• TASK
Pictures stay out of the copy; set down each line of the listing below exactly.

START DATASET ROWS

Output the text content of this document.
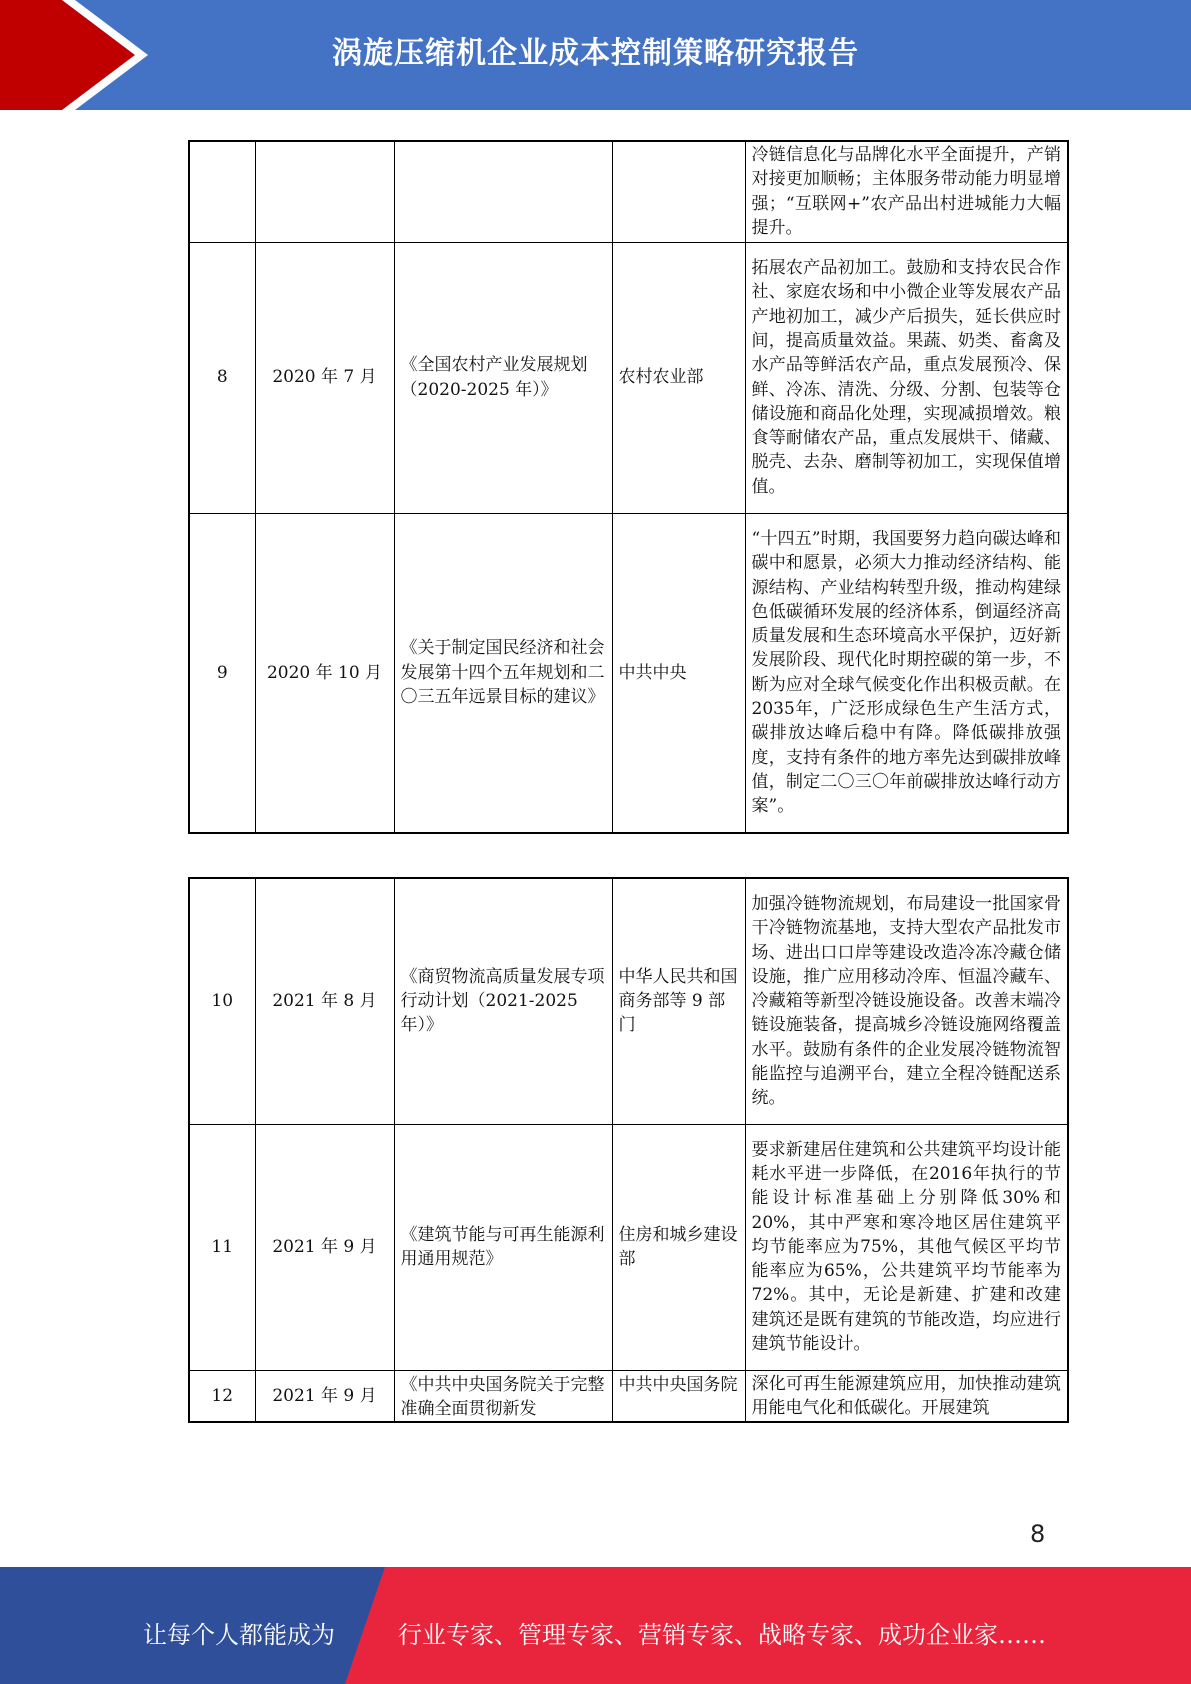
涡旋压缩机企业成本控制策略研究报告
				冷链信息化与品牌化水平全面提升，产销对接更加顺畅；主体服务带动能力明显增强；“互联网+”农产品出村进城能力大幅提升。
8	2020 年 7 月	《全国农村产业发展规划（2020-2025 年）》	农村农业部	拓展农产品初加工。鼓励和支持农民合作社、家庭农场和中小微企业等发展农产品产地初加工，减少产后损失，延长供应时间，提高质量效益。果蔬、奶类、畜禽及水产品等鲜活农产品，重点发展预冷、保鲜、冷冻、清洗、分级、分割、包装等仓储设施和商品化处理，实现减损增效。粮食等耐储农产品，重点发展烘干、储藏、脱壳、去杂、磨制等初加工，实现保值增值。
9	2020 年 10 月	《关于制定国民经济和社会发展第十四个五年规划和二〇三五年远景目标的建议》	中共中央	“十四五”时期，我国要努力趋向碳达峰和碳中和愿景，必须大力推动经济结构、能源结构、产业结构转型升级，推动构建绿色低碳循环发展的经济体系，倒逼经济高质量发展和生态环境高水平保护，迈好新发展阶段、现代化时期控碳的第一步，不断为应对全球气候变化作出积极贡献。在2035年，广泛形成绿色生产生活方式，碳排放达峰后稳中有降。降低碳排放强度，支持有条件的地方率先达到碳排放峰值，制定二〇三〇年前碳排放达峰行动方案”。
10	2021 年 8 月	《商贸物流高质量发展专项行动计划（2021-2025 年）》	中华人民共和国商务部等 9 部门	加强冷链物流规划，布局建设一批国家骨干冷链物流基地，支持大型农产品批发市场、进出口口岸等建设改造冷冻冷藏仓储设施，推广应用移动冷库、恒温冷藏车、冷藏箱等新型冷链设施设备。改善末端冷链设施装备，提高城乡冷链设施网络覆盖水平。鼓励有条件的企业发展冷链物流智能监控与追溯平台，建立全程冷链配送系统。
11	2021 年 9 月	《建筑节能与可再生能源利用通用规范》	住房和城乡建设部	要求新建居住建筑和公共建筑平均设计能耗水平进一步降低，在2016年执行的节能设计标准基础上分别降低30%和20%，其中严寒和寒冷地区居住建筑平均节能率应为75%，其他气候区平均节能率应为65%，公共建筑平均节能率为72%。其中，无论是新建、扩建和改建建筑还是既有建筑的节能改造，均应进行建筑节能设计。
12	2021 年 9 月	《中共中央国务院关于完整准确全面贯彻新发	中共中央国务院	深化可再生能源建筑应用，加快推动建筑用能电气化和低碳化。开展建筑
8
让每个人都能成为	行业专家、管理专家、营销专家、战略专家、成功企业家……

END DATASET ROWS

• EXERCISE ANSWER
Output the text content of this document.
涡旋压缩机企业成本控制策略研究报告
				冷链信息化与品牌化水平全面提升，产销对接更加顺畅；主体服务带动能力明显增强；“互联网+”农产品出村进城能力大幅提升。
8	2020 年 7 月	《全国农村产业发展规划（2020-2025 年）》	农村农业部	拓展农产品初加工。鼓励和支持农民合作社、家庭农场和中小微企业等发展农产品产地初加工，减少产后损失，延长供应时间，提高质量效益。果蔬、奶类、畜禽及水产品等鲜活农产品，重点发展预冷、保鲜、冷冻、清洗、分级、分割、包装等仓储设施和商品化处理，实现减损增效。粮食等耐储农产品，重点发展烘干、储藏、脱壳、去杂、磨制等初加工，实现保值增值。
9	2020 年 10 月	《关于制定国民经济和社会发展第十四个五年规划和二〇三五年远景目标的建议》	中共中央	“十四五”时期，我国要努力趋向碳达峰和碳中和愿景，必须大力推动经济结构、能源结构、产业结构转型升级，推动构建绿色低碳循环发展的经济体系，倒逼经济高质量发展和生态环境高水平保护，迈好新发展阶段、现代化时期控碳的第一步，不断为应对全球气候变化作出积极贡献。在2035年，广泛形成绿色生产生活方式，碳排放达峰后稳中有降。降低碳排放强度，支持有条件的地方率先达到碳排放峰值，制定二〇三〇年前碳排放达峰行动方案”。
10	2021 年 8 月	《商贸物流高质量发展专项行动计划（2021-2025 年）》	中华人民共和国商务部等 9 部门	加强冷链物流规划，布局建设一批国家骨干冷链物流基地，支持大型农产品批发市场、进出口口岸等建设改造冷冻冷藏仓储设施，推广应用移动冷库、恒温冷藏车、冷藏箱等新型冷链设施设备。改善末端冷链设施装备，提高城乡冷链设施网络覆盖水平。鼓励有条件的企业发展冷链物流智能监控与追溯平台，建立全程冷链配送系统。
11	2021 年 9 月	《建筑节能与可再生能源利用通用规范》	住房和城乡建设部	要求新建居住建筑和公共建筑平均设计能耗水平进一步降低，在2016年执行的节能设计标准基础上分别降低30%和20%，其中严寒和寒冷地区居住建筑平均节能率应为75%，其他气候区平均节能率应为65%，公共建筑平均节能率为72%。其中，无论是新建、扩建和改建建筑还是既有建筑的节能改造，均应进行建筑节能设计。
12	2021 年 9 月	《中共中央国务院关于完整准确全面贯彻新发	中共中央国务院	深化可再生能源建筑应用，加快推动建筑用能电气化和低碳化。开展建筑
8
让每个人都能成为	行业专家、管理专家、营销专家、战略专家、成功企业家……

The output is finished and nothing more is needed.